### Exercise
Copy every line of the records below word for word, leaving out the pictures.
=== Data section ===
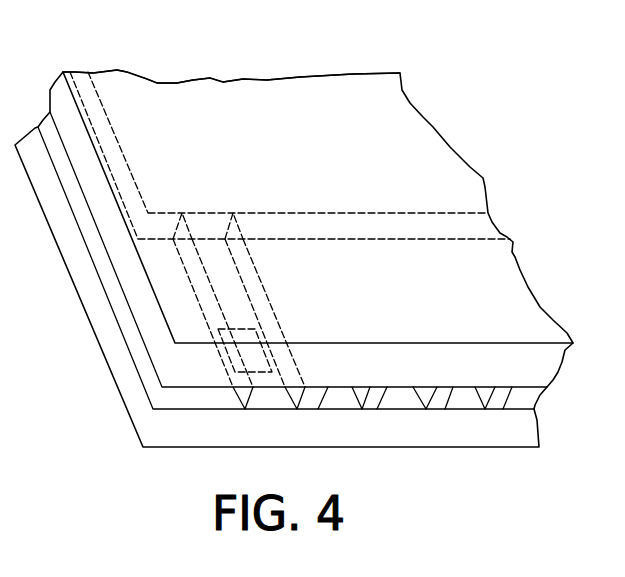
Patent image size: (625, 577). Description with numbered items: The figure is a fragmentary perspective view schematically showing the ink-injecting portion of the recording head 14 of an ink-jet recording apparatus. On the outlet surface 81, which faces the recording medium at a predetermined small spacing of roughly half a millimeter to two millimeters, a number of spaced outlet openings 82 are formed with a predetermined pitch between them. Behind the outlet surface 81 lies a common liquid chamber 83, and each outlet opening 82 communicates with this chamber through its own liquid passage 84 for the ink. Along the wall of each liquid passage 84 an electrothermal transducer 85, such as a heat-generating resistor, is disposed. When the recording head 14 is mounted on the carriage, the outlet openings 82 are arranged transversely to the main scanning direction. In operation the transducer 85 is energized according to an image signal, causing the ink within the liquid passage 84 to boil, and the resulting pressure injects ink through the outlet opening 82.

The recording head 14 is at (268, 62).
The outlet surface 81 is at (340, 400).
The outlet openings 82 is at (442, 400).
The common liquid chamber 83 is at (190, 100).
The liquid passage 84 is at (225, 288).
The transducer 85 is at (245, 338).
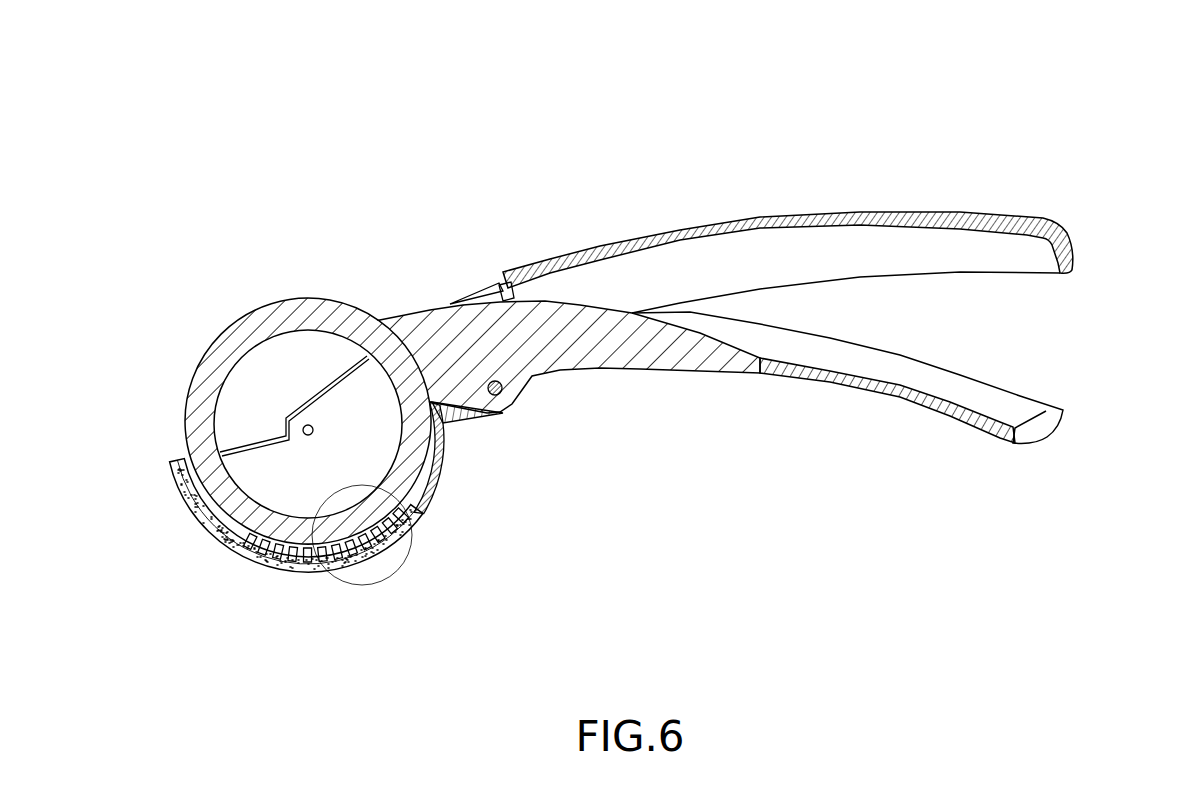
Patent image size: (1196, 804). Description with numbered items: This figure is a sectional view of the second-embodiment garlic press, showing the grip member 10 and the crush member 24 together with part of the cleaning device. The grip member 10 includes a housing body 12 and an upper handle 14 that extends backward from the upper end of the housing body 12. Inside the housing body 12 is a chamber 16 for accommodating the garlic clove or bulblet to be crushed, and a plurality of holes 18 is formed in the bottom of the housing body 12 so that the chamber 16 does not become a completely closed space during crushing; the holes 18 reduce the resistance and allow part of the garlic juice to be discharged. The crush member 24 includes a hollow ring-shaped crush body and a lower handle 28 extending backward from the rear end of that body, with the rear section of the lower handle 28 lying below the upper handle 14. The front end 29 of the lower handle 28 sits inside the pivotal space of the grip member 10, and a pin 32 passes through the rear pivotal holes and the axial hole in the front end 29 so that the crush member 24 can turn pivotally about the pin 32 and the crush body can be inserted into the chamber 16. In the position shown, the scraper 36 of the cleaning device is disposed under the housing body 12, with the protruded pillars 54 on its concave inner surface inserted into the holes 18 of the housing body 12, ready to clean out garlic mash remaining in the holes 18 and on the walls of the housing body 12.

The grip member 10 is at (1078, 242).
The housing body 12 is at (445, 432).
===
### Completed task
Patent image size: (625, 577). Description with numbered items: The figure is a fragmentary perspective view schematically showing the ink-injecting portion of the recording head 14 of an ink-jet recording apparatus. On the outlet surface 81, which faces the recording medium at a predetermined small spacing of roughly half a millimeter to two millimeters, a number of spaced outlet openings 82 are formed with a predetermined pitch between them. Behind the outlet surface 81 lies a common liquid chamber 83, and each outlet opening 82 communicates with this chamber through its own liquid passage 84 for the ink. Along the wall of each liquid passage 84 an electrothermal transducer 85, such as a heat-generating resistor, is disposed. When the recording head 14 is mounted on the carriage, the outlet openings 82 are arranged transversely to the main scanning direction. In operation the transducer 85 is energized according to an image signal, causing the ink within the liquid passage 84 to boil, and the resulting pressure injects ink through the outlet opening 82.

The recording head 14 is at (268, 62).
The outlet surface 81 is at (340, 400).
The outlet openings 82 is at (442, 400).
The common liquid chamber 83 is at (190, 100).
The liquid passage 84 is at (225, 288).
The transducer 85 is at (245, 338).
Patent image size: (1196, 804). Description with numbered items: This figure is a sectional view of the second-embodiment garlic press, showing the grip member 10 and the crush member 24 together with part of the cleaning device. The grip member 10 includes a housing body 12 and an upper handle 14 that extends backward from the upper end of the housing body 12. Inside the housing body 12 is a chamber 16 for accommodating the garlic clove or bulblet to be crushed, and a plurality of holes 18 is formed in the bottom of the housing body 12 so that the chamber 16 does not become a completely closed space during crushing; the holes 18 reduce the resistance and allow part of the garlic juice to be discharged. The crush member 24 includes a hollow ring-shaped crush body and a lower handle 28 extending backward from the rear end of that body, with the rear section of the lower handle 28 lying below the upper handle 14. The front end 29 of the lower handle 28 sits inside the pivotal space of the grip member 10, and a pin 32 passes through the rear pivotal holes and the axial hole in the front end 29 so that the crush member 24 can turn pivotally about the pin 32 and the crush body can be inserted into the chamber 16. In the position shown, the scraper 36 of the cleaning device is disposed under the housing body 12, with the protruded pillars 54 on its concave inner surface inserted into the holes 18 of the housing body 12, ready to clean out garlic mash remaining in the holes 18 and on the walls of the housing body 12.

The grip member 10 is at (1078, 242).
The housing body 12 is at (445, 432).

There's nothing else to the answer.